▸ **TASK DESCRIPTION**
Every line that holds the string "Eſcriture" is to be identified and copied.

▸ **THE INPUT**

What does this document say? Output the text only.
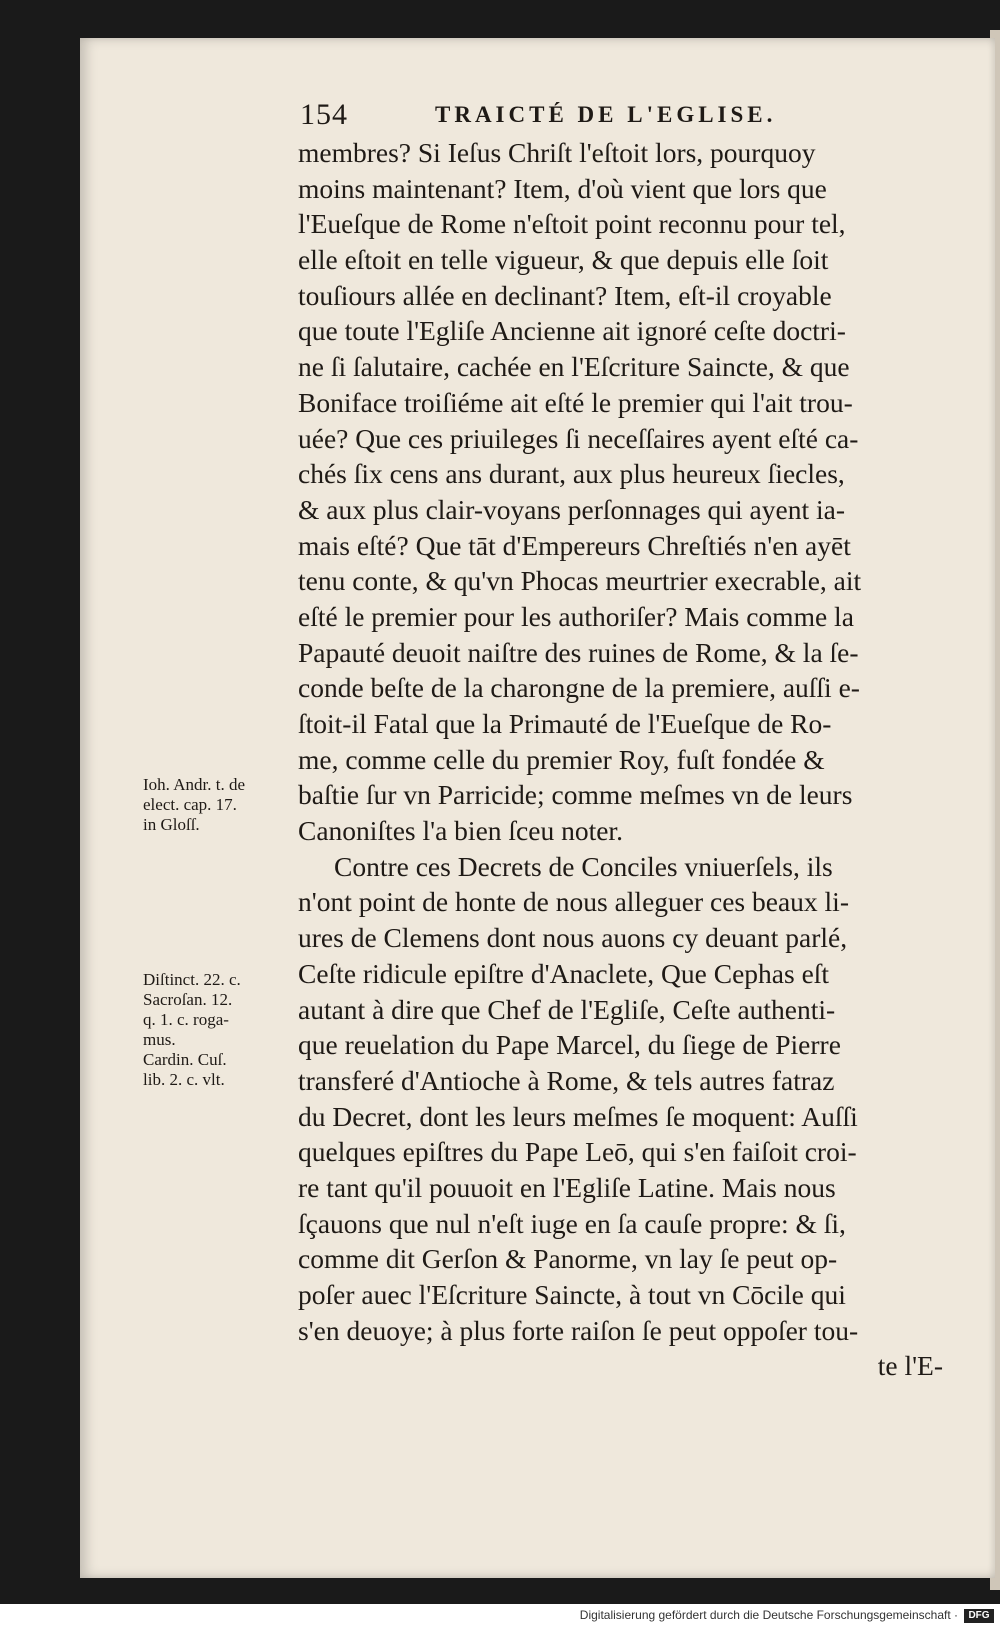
154	TRAICTÉ DE L'EGLISE.
membres? Si Ieſus Chriſt l'eſtoit lors, pourquoy
moins maintenant? Item, d'où vient que lors que
l'Eueſque de Rome n'eſtoit point reconnu pour tel,
elle eſtoit en telle vigueur, & que depuis elle ſoit
touſiours allée en declinant? Item, eſt-il croyable
que toute l'Egliſe Ancienne ait ignoré ceſte doctri-
ne ſi ſalutaire, cachée en l'Eſcriture Saincte, & que
Boniface troiſiéme ait eſté le premier qui l'ait trou-
uée? Que ces priuileges ſi neceſſaires ayent eſté ca-
chés ſix cens ans durant, aux plus heureux ſiecles,
& aux plus clair-voyans perſonnages qui ayent ia-
mais eſté? Que tāt d'Empereurs Chreſtiés n'en ayēt
tenu conte, & qu'vn Phocas meurtrier execrable, ait
eſté le premier pour les authoriſer? Mais comme la
Papauté deuoit naiſtre des ruines de Rome, & la ſe-
conde beſte de la charongne de la premiere, auſſi e-
ſtoit-il Fatal que la Primauté de l'Eueſque de Ro-
me, comme celle du premier Roy, fuſt fondée &
baſtie ſur vn Parricide; comme meſmes vn de leurs
Canoniſtes l'a bien ſceu noter.
Contre ces Decrets de Conciles vniuerſels, ils
n'ont point de honte de nous alleguer ces beaux li-
ures de Clemens dont nous auons cy deuant parlé,
Ceſte ridicule epiſtre d'Anaclete, Que Cephas eſt
autant à dire que Chef de l'Egliſe, Ceſte authenti-
que reuelation du Pape Marcel, du ſiege de Pierre
transferé d'Antioche à Rome, & tels autres fatraz
du Decret, dont les leurs meſmes ſe moquent: Auſſi
quelques epiſtres du Pape Leō, qui s'en faiſoit croi-
re tant qu'il pouuoit en l'Egliſe Latine. Mais nous
ſçauons que nul n'eſt iuge en ſa cauſe propre: & ſi,
comme dit Gerſon & Panorme, vn lay ſe peut op-
poſer auec l'Eſcriture Saincte, à tout vn Cōcile qui
s'en deuoye; à plus forte raiſon ſe peut oppoſer tou-
te l'E-
Ioh. Andr. t. de
elect. cap. 17.
in Gloſſ.
Diſtinct. 22. c.
Sacroſan. 12.
q. 1. c. roga-
mus.
Cardin. Cuſ.
lib. 2. c. vlt.
Digitalisierung gefördert durch die Deutsche Forschungsgemeinschaft ·	DFG
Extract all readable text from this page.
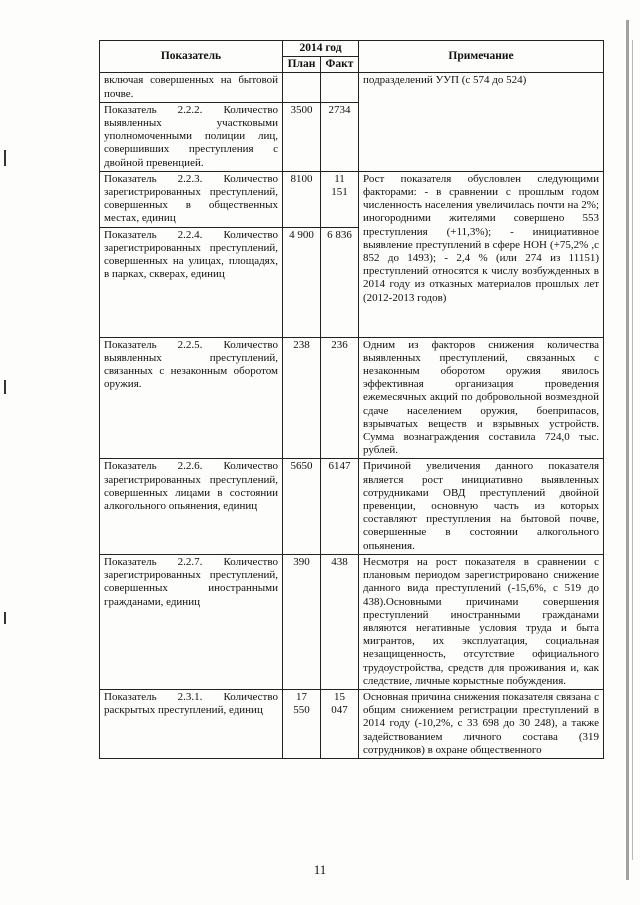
Показатель	2014 год		Примечание
	План	Факт	
включая совершенных на бытовой почве.			подразделений УУП (с 574 до 524)
Показатель 2.2.2. Количество выявленных участковыми уполномоченными полиции лиц, совершивших преступления с двойной превенцией.	3500	2734	
Показатель 2.2.3. Количество зарегистрированных преступлений, совершенных в общественных местах, единиц	8100	11 151	Рост показателя обусловлен следующими факторами: - в сравнении с прошлым годом численность населения увеличилась почти на 2%; иногородними жителями совершено 553 преступления (+11,3%); - инициативное выявление преступлений в сфере НОН (+75,2% ,с 852 до 1493); - 2,4 % (или 274 из 11151) преступлений относятся к числу возбужденных в 2014 году из отказных материалов прошлых лет (2012-2013 годов)
Показатель 2.2.4. Количество зарегистрированных преступлений, совершенных на улицах, площадях, в парках, скверах, единиц	4 900	6 836	
Показатель 2.2.5. Количество выявленных преступлений, связанных с незаконным оборотом оружия.	238	236	Одним из факторов снижения количества выявленных преступлений, связанных с незаконным оборотом оружия явилось эффективная организация проведения ежемесячных акций по добровольной возмездной сдаче населением оружия, боеприпасов, взрывчатых веществ и взрывных устройств. Сумма вознаграждения составила 724,0 тыс. рублей.
Показатель 2.2.6. Количество зарегистрированных преступлений, совершенных лицами в состоянии алкогольного опьянения, единиц	5650	6147	Причиной увеличения данного показателя является рост инициативно выявленных сотрудниками ОВД преступлений двойной превенции, основную часть из которых составляют преступления на бытовой почве, совершенные в состоянии алкогольного опьянения.
Показатель 2.2.7. Количество зарегистрированных преступлений, совершенных иностранными гражданами, единиц	390	438	Несмотря на рост показателя в сравнении с плановым периодом зарегистрировано снижение данного вида преступлений (-15,6%, с 519 до 438).Основными причинами совершения преступлений иностранными гражданами являются негативные условия труда и быта мигрантов, их эксплуатация, социальная незащищенность, отсутствие официального трудоустройства, средств для проживания и, как следствие, личные корыстные побуждения.
Показатель 2.3.1. Количество раскрытых преступлений, единиц	17 550	15 047	Основная причина снижения показателя связана с общим снижением регистрации преступлений в 2014 году (-10,2%, с 33 698 до 30 248), а также задействованием личного состава (319 сотрудников) в охране общественного
11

▸ **SOLUTION TO THIS TASK**
ne ſi ſalutaire, cachée en l'Eſcriture Saincte, & que
poſer auec l'Eſcriture Saincte, à tout vn Cōcile qui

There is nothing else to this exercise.